» PROBLEM REQUIREMENTS
Identify each line in the records below that contains the word "What", and copy it.

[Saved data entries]
# # # # #

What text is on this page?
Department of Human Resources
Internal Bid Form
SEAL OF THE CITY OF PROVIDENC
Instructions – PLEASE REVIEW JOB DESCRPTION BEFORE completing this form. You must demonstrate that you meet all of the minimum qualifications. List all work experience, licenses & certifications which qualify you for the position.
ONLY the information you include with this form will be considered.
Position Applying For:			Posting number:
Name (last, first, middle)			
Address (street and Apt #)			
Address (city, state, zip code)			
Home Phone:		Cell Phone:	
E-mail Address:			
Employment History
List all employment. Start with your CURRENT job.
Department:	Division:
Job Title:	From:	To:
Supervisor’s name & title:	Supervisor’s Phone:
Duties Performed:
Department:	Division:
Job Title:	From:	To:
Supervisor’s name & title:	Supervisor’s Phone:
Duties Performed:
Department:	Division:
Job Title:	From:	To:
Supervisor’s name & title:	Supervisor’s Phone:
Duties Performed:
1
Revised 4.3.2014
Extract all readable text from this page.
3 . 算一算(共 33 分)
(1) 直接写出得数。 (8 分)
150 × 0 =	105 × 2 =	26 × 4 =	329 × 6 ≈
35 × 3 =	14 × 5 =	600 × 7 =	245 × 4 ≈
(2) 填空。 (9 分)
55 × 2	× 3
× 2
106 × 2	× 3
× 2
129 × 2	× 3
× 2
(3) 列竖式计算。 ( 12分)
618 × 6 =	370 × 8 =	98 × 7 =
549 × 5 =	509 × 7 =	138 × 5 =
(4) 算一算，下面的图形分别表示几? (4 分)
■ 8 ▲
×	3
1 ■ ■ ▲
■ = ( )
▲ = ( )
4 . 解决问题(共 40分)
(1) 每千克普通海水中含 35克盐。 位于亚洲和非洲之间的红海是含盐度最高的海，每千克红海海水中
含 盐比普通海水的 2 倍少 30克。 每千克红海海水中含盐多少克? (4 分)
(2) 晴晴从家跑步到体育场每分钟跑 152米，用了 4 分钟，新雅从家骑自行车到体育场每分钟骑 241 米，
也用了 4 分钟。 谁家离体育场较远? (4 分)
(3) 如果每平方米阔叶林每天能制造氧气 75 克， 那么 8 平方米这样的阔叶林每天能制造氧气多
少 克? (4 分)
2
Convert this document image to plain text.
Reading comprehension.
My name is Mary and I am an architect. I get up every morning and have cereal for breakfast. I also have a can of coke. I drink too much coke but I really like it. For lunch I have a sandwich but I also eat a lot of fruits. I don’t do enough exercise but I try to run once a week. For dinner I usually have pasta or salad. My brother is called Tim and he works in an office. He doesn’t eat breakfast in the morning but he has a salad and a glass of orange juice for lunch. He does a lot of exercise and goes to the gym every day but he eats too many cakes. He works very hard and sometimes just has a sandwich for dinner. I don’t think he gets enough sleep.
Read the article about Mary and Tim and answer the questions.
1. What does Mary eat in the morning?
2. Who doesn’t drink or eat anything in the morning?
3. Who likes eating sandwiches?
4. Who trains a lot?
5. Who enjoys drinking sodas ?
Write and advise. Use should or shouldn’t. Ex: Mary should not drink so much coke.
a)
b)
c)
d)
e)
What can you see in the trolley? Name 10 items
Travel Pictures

# # # # #

» COMPLETED TASK
What text is on this page?
1. What does Mary eat in the morning?
What can you see in the trolley? Name 10 items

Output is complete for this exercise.